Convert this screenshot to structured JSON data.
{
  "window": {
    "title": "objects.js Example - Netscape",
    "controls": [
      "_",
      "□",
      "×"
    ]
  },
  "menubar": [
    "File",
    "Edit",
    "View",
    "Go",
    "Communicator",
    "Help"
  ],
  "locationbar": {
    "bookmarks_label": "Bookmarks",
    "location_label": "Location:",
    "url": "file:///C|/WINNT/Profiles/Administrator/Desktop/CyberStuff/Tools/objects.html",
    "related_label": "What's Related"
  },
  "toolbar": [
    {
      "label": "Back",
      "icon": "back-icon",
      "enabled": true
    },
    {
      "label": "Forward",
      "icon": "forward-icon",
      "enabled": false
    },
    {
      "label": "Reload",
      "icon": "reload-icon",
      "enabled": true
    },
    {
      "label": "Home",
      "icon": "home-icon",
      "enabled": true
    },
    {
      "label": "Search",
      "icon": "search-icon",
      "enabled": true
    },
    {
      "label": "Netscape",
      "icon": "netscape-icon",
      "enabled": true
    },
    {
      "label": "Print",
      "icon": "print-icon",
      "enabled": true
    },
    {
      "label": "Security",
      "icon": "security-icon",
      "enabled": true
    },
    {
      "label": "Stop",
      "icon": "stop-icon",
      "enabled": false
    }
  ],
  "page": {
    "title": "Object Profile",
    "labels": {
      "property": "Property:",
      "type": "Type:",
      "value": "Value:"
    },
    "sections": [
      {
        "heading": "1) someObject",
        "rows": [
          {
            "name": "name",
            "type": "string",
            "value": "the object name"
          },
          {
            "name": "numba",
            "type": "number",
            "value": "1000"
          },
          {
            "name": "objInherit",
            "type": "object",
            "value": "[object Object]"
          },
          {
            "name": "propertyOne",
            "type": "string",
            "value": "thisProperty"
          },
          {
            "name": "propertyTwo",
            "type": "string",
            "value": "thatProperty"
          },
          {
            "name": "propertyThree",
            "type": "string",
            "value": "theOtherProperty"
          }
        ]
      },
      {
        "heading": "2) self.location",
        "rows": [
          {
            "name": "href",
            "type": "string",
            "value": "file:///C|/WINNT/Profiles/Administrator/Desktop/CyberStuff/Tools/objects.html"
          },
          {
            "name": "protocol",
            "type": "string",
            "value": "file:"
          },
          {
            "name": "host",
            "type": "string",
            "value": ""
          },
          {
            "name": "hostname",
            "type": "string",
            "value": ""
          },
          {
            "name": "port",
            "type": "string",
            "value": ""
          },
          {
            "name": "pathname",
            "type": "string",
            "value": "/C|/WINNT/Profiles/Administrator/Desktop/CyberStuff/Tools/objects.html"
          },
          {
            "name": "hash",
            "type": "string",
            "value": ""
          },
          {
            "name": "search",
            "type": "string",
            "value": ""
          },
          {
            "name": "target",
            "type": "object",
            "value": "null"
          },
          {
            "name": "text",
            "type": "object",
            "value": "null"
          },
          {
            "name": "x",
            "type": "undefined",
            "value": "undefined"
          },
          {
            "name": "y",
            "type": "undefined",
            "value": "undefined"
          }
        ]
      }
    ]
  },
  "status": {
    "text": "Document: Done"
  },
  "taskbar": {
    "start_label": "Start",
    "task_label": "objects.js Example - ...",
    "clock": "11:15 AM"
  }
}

++++++++

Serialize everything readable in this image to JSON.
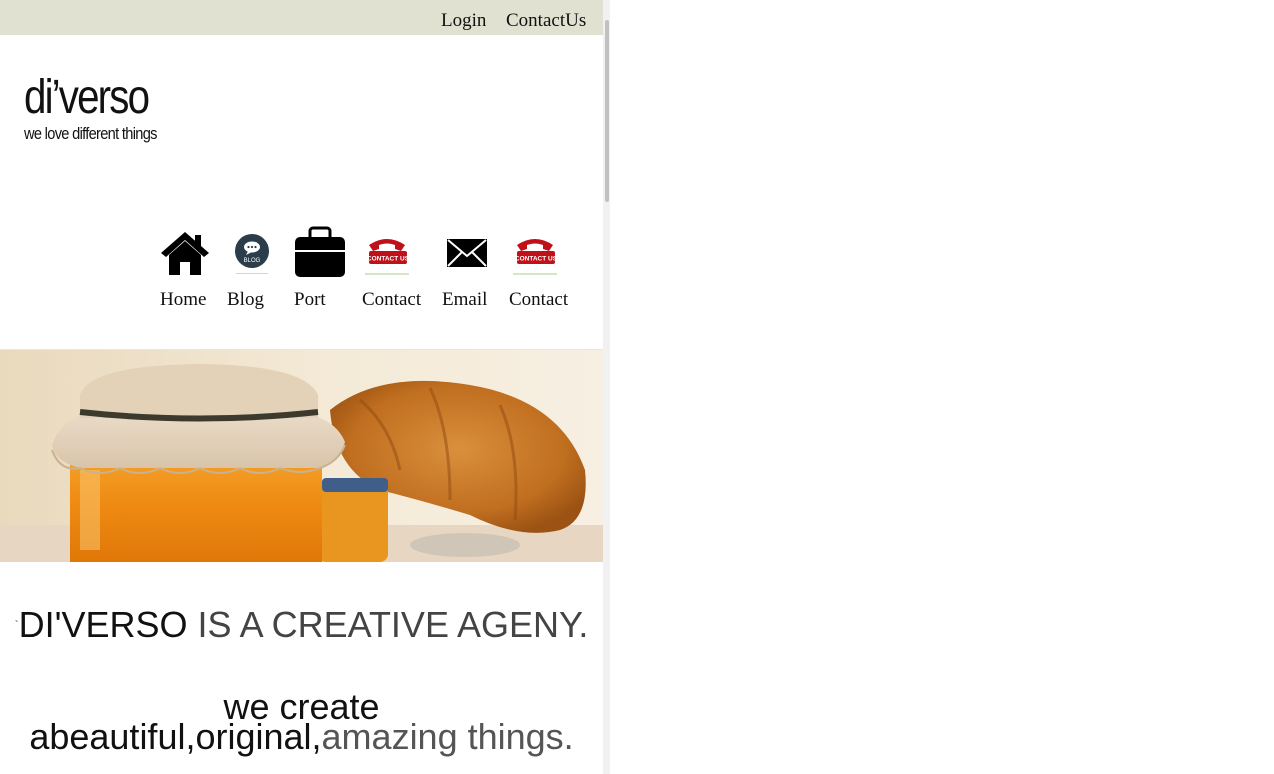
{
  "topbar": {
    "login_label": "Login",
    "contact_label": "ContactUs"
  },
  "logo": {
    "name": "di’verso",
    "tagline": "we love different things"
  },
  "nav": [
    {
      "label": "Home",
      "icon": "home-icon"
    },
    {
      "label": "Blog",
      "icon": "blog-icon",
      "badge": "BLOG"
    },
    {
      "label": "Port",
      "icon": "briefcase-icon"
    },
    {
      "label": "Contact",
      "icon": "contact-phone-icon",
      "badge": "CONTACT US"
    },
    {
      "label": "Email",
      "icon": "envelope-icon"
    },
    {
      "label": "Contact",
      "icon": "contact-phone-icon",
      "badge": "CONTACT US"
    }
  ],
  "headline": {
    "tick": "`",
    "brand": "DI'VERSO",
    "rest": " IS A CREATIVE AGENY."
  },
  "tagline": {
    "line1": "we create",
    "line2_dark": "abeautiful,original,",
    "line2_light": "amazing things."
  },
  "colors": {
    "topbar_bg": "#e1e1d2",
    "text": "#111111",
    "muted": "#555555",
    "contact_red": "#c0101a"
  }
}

++++++++

▸ **DIRECTION**:
Filter the records down to the lines that contain the string "tagline", and copy those lines.

▸ **WRITTEN RESPONSE**:
    "tagline": "we love different things"
  "tagline": {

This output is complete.